• Problem: Pull each line holding "Over" out of the entries below.
========================================================================
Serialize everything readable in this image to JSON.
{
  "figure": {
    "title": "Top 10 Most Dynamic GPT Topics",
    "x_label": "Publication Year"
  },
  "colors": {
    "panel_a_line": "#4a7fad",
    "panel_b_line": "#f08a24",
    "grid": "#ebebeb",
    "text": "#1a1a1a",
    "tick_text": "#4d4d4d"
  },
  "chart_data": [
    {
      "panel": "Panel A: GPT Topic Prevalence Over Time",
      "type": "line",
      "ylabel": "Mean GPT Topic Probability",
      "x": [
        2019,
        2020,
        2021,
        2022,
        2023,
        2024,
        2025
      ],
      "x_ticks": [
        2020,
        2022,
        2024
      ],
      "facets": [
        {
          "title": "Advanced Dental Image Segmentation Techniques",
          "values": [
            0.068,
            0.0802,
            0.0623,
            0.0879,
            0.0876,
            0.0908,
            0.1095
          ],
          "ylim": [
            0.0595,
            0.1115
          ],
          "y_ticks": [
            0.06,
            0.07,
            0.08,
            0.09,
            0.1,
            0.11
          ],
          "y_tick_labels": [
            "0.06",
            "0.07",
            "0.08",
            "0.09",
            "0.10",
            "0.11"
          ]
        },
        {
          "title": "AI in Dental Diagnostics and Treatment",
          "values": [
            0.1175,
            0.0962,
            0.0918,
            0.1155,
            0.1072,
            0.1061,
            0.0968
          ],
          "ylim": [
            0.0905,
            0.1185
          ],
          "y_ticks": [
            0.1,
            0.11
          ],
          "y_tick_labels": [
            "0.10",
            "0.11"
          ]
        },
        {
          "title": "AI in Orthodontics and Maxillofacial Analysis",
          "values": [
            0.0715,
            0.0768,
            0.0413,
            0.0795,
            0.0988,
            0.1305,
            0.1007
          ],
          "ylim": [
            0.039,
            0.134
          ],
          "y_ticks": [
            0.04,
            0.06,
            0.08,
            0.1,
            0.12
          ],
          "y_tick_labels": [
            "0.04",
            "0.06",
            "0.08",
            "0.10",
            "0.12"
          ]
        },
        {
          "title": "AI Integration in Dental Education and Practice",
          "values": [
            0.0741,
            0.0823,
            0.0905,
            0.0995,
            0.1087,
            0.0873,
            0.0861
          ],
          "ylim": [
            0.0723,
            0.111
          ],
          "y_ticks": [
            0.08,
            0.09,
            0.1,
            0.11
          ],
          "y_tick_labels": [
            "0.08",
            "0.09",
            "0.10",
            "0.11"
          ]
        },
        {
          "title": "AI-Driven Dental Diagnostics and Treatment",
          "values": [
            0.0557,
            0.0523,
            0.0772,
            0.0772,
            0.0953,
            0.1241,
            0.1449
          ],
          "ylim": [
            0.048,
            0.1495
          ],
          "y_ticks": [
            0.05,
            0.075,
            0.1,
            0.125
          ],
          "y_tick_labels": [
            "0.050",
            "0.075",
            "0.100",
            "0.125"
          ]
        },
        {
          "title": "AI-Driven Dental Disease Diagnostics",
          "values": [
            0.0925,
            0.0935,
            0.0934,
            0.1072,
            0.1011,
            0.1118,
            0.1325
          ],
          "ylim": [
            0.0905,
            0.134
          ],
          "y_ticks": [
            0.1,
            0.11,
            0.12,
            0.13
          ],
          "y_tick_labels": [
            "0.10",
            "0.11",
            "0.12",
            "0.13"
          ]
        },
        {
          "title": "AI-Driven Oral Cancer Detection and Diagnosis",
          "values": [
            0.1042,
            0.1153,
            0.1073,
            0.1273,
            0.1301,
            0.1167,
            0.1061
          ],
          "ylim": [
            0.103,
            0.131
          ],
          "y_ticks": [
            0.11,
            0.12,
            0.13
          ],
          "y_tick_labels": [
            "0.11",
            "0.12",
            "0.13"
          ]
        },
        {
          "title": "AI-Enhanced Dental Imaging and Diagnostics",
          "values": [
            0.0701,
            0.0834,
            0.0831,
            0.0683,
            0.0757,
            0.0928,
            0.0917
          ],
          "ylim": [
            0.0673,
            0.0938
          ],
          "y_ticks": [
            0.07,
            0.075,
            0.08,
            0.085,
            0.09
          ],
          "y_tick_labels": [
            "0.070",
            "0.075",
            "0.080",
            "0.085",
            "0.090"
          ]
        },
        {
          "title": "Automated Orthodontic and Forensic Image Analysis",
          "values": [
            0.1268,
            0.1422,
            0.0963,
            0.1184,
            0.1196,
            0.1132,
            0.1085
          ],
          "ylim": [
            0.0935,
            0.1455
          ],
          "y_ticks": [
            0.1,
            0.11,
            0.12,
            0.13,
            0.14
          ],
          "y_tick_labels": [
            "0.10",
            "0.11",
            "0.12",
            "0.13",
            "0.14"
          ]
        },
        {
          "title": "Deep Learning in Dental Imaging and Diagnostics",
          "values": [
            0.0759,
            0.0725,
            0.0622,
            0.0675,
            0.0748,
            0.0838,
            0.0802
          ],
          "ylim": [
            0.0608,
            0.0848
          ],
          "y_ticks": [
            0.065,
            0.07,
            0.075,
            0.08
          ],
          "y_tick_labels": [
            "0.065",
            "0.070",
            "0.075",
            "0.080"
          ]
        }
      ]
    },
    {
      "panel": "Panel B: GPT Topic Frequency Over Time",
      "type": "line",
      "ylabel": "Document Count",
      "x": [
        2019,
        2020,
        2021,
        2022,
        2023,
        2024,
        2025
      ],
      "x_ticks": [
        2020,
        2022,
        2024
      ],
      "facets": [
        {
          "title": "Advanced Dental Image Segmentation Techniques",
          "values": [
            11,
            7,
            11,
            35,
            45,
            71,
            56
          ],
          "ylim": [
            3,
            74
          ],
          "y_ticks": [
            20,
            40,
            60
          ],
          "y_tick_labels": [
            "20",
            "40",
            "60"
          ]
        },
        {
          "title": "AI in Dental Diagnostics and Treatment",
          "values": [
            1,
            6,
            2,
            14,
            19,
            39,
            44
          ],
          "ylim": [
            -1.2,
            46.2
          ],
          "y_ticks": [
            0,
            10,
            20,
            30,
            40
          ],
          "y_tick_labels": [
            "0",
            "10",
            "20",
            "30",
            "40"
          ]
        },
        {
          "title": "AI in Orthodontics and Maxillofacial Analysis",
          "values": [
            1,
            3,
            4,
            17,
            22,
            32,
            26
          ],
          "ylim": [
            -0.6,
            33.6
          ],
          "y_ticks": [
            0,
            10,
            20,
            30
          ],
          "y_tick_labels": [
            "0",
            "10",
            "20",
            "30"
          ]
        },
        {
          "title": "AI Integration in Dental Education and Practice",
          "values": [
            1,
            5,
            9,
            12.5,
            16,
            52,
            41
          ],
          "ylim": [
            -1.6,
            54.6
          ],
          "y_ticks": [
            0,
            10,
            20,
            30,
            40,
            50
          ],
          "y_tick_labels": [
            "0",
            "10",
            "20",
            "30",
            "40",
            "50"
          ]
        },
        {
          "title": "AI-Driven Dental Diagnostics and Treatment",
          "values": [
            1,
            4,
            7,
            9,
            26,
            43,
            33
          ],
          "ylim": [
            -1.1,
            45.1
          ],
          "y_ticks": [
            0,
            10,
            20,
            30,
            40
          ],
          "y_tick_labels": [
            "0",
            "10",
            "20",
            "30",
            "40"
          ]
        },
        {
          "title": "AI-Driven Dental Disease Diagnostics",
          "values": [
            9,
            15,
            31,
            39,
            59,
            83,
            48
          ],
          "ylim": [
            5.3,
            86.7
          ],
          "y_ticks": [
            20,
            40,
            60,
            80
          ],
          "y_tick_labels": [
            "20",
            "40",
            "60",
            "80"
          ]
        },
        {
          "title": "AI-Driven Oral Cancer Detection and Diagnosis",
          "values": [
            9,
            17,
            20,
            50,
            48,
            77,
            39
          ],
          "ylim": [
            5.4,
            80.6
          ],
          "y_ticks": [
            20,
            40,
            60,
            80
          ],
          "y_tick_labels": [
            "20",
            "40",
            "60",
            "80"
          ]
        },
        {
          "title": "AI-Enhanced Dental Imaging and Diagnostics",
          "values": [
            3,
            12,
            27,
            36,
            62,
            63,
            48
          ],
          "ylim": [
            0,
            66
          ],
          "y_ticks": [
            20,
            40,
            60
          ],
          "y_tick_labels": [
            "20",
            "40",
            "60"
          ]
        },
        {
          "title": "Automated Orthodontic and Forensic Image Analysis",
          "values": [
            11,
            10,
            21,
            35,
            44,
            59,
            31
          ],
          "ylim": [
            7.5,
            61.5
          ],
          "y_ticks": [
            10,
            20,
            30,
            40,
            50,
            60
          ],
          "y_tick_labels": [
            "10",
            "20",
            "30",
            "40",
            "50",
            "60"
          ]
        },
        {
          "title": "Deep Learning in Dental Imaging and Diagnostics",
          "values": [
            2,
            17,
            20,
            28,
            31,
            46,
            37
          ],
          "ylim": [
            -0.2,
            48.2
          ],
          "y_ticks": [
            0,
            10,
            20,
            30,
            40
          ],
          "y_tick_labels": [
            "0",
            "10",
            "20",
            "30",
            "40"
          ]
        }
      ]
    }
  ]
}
========================================================================
• Final result:
      "panel": "Panel A: GPT Topic Prevalence Over Time",
      "panel": "Panel B: GPT Topic Frequency Over Time",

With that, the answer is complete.